__Required work__:
From the records below, pull each line that has "powietrznych".

__Supplied material__:
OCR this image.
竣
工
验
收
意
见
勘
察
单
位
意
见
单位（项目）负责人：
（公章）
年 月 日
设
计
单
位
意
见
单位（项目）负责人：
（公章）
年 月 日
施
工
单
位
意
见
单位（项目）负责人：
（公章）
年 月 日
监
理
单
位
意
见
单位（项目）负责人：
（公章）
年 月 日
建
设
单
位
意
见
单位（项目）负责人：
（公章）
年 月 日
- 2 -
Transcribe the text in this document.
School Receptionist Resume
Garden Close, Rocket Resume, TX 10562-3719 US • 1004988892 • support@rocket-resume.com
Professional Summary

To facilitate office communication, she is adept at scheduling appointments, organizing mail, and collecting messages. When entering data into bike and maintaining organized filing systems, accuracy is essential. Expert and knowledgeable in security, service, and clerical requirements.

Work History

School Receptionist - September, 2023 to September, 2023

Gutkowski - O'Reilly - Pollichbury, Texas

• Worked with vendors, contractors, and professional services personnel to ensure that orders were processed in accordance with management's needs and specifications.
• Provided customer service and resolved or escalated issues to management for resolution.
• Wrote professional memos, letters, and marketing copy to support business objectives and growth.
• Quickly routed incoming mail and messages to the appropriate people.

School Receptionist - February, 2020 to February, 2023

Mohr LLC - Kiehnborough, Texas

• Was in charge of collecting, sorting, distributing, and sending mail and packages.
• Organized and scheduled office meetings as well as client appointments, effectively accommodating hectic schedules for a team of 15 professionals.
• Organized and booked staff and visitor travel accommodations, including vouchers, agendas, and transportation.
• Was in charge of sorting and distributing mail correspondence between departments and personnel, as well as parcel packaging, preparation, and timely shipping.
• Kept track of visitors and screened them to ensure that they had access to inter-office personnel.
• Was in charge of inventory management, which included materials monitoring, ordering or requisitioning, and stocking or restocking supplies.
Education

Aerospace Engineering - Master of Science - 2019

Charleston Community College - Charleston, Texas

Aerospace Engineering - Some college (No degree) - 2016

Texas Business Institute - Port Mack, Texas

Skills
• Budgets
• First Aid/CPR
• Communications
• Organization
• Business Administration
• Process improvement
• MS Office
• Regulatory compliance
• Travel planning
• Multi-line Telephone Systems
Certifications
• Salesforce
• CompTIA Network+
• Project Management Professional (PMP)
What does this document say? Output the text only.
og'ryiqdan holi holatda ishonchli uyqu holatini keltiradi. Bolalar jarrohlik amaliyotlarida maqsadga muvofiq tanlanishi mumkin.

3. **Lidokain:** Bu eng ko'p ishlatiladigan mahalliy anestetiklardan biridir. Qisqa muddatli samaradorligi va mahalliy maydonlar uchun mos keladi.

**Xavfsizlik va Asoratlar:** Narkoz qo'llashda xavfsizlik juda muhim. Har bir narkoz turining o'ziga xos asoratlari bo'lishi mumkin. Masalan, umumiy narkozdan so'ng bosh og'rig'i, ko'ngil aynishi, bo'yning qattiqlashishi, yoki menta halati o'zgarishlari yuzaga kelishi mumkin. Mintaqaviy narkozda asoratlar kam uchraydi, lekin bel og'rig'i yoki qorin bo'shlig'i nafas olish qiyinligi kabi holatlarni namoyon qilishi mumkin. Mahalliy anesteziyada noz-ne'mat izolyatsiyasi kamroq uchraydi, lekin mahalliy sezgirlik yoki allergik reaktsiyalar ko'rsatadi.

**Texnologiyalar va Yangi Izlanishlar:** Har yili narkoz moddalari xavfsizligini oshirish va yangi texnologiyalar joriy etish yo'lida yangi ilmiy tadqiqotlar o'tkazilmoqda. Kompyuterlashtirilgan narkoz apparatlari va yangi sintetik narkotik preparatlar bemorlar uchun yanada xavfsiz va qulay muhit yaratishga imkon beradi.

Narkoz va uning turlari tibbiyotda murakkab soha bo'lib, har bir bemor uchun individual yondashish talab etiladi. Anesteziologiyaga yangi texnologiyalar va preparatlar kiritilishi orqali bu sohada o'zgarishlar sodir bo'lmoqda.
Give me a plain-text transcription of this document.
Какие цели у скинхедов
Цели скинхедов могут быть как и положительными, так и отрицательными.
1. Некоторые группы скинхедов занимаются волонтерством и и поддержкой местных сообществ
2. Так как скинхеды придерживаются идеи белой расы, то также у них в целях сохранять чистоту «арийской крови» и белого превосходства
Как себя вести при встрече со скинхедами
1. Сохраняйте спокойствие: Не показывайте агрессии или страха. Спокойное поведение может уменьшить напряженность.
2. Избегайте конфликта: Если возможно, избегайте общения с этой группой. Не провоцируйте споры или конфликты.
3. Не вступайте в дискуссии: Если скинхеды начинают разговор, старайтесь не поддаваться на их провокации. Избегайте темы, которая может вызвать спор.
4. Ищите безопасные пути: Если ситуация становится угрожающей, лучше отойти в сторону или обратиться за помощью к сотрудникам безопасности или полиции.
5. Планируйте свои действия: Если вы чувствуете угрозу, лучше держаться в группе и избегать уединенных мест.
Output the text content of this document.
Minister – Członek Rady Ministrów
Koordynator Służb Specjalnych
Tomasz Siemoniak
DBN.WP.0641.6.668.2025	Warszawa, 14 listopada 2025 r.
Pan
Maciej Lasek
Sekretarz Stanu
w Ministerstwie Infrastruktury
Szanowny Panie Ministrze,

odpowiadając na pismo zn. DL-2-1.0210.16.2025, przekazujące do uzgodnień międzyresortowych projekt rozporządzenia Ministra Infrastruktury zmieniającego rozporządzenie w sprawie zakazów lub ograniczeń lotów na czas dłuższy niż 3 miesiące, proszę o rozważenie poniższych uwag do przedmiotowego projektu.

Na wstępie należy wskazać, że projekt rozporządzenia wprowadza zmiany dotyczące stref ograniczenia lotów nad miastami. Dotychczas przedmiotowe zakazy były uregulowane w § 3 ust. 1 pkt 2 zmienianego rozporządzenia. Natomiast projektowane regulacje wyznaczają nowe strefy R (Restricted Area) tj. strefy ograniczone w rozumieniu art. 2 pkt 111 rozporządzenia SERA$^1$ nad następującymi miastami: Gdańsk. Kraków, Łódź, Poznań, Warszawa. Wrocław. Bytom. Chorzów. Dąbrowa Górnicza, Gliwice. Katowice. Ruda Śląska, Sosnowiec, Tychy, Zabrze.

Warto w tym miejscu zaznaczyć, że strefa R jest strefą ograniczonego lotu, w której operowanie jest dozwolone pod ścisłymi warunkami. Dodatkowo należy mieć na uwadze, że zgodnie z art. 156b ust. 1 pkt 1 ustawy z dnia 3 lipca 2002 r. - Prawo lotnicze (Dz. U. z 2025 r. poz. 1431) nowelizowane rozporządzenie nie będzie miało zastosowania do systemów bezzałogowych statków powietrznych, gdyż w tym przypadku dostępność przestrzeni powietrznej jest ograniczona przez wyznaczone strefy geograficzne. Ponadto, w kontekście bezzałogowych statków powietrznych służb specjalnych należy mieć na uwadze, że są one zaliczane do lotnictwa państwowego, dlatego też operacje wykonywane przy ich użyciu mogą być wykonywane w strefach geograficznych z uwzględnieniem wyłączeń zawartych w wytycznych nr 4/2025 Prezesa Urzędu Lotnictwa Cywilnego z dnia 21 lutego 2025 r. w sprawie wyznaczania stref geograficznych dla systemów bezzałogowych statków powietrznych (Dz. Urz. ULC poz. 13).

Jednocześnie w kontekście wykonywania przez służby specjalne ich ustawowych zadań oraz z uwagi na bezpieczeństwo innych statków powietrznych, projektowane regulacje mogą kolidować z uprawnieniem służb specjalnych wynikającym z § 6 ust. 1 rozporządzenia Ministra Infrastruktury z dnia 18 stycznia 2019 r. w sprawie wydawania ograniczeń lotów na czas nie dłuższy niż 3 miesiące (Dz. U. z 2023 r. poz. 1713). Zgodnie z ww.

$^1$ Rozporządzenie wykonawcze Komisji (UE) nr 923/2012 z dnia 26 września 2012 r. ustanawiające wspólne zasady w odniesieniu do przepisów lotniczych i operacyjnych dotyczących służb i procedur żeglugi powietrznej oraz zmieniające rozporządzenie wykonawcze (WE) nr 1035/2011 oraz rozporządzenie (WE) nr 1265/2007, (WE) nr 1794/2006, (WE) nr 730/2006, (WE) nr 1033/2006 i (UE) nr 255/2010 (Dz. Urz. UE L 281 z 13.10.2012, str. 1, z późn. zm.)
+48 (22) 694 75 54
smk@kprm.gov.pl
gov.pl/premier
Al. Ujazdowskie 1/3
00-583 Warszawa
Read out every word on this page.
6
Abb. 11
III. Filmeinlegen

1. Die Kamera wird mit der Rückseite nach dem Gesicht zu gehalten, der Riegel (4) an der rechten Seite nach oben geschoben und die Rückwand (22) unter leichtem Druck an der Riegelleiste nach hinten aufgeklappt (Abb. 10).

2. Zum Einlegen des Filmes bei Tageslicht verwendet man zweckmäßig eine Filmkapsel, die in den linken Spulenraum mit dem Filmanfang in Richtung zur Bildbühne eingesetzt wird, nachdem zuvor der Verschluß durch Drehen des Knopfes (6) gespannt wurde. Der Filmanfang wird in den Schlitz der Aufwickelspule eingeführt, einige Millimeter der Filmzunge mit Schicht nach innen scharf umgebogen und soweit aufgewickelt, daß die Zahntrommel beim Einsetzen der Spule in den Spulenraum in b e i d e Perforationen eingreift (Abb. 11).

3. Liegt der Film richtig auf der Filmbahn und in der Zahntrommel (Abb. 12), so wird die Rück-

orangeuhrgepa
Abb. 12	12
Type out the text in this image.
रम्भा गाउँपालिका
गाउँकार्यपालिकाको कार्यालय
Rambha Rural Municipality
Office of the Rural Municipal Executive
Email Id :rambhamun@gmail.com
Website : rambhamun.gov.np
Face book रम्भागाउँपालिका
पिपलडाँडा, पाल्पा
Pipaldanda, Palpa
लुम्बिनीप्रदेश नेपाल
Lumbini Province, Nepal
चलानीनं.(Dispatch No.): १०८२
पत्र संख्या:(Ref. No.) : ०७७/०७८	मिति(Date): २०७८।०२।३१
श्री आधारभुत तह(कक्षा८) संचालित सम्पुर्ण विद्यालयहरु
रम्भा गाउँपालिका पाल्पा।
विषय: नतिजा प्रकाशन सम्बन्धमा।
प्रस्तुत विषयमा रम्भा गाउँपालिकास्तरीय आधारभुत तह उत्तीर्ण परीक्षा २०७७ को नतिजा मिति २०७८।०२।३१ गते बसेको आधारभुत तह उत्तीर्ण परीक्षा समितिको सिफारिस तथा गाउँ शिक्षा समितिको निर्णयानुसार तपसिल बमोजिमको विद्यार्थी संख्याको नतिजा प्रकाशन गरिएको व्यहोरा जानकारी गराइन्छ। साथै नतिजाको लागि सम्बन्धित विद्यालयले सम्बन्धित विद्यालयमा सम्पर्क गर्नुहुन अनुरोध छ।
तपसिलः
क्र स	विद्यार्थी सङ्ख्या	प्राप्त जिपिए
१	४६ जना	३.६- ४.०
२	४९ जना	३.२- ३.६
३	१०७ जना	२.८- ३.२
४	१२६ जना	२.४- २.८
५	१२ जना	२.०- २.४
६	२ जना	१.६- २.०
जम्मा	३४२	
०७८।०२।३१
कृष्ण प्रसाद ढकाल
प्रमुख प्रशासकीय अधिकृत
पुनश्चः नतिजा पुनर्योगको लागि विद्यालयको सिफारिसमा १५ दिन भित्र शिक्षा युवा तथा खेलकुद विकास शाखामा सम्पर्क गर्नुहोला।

__Task solution__:
Warto w tym miejscu zaznaczyć, że strefa R jest strefą ograniczonego lotu, w której operowanie jest dozwolone pod ścisłymi warunkami. Dodatkowo należy mieć na uwadze, że zgodnie z art. 156b ust. 1 pkt 1 ustawy z dnia 3 lipca 2002 r. - Prawo lotnicze (Dz. U. z 2025 r. poz. 1431) nowelizowane rozporządzenie nie będzie miało zastosowania do systemów bezzałogowych statków powietrznych, gdyż w tym przypadku dostępność przestrzeni powietrznej jest ograniczona przez wyznaczone strefy geograficzne. Ponadto, w kontekście bezzałogowych statków powietrznych służb specjalnych należy mieć na uwadze, że są one zaliczane do lotnictwa państwowego, dlatego też operacje wykonywane przy ich użyciu mogą być wykonywane w strefach geograficznych z uwzględnieniem wyłączeń zawartych w wytycznych nr 4/2025 Prezesa Urzędu Lotnictwa Cywilnego z dnia 21 lutego 2025 r. w sprawie wyznaczania stref geograficznych dla systemów bezzałogowych statków powietrznych (Dz. Urz. ULC poz. 13).
Jednocześnie w kontekście wykonywania przez służby specjalne ich ustawowych zadań oraz z uwagi na bezpieczeństwo innych statków powietrznych, projektowane regulacje mogą kolidować z uprawnieniem służb specjalnych wynikającym z § 6 ust. 1 rozporządzenia Ministra Infrastruktury z dnia 18 stycznia 2019 r. w sprawie wydawania ograniczeń lotów na czas nie dłuższy niż 3 miesiące (Dz. U. z 2023 r. poz. 1713). Zgodnie z ww.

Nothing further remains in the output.